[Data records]
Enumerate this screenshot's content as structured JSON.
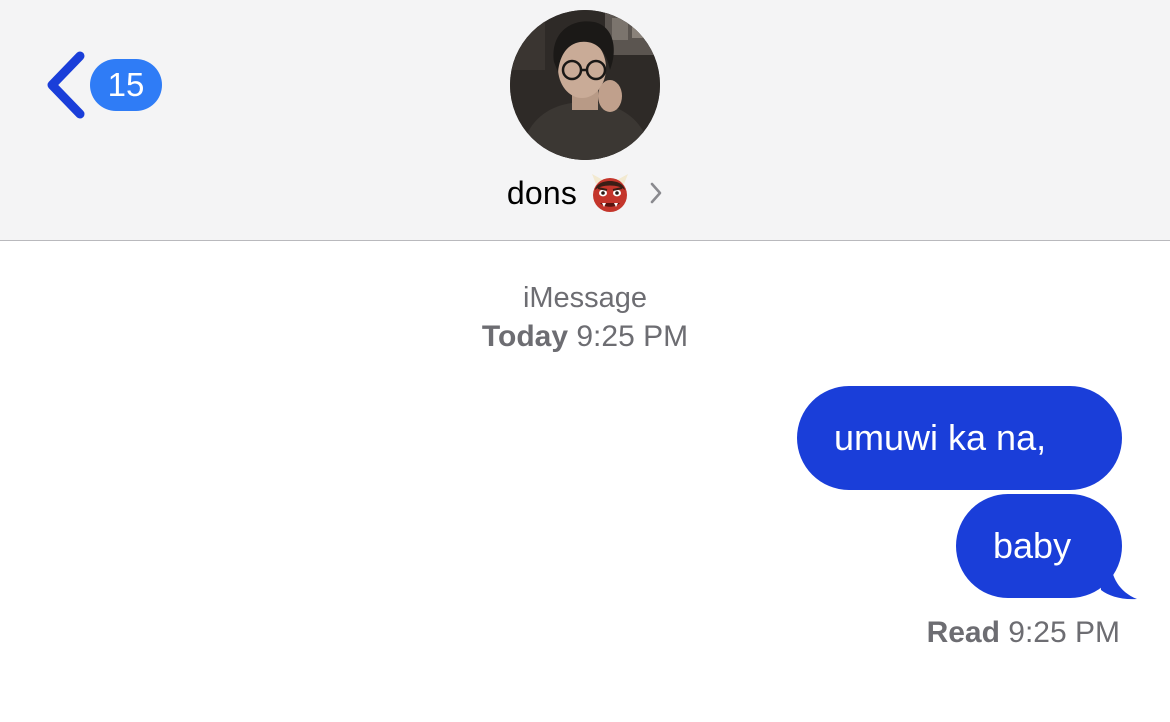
{
  "header": {
    "back_badge_count": "15",
    "contact_name": "dons",
    "contact_emoji_icon": "ogre-emoji",
    "back_icon": "chevron-left-icon",
    "details_icon": "chevron-right-icon"
  },
  "thread": {
    "service": "iMessage",
    "date_label": "Today",
    "date_time": "9:25 PM",
    "messages": [
      {
        "direction": "outgoing",
        "text": "umuwi ka na,"
      },
      {
        "direction": "outgoing",
        "text": "baby"
      }
    ],
    "read_label": "Read",
    "read_time": "9:25 PM"
  },
  "colors": {
    "accent": "#2f7cf6",
    "bubble": "#1a3ed9",
    "header_bg": "#f4f4f5",
    "secondary_text": "#6d6d72"
  }
}
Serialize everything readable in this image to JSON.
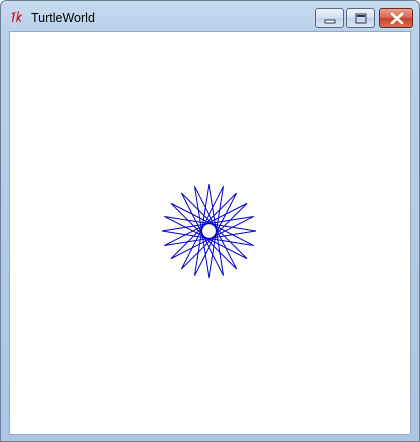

*Task description*.
Without including any pictures, print each record exactly.

*Reply*.
Enumerate this screenshot's content as structured JSON.
{
  "header": {
    "back_badge_count": "15",
    "contact_name": "dons",
    "contact_emoji_icon": "ogre-emoji",
    "back_icon": "chevron-left-icon",
    "details_icon": "chevron-right-icon"
  },
  "thread": {
    "service": "iMessage",
    "date_label": "Today",
    "date_time": "9:25 PM",
    "messages": [
      {
        "direction": "outgoing",
        "text": "umuwi ka na,"
      },
      {
        "direction": "outgoing",
        "text": "baby"
      }
    ],
    "read_label": "Read",
    "read_time": "9:25 PM"
  },
  "colors": {
    "accent": "#2f7cf6",
    "bubble": "#1a3ed9",
    "header_bg": "#f4f4f5",
    "secondary_text": "#6d6d72"
  }
}
Serialize everything readable in this image to JSON.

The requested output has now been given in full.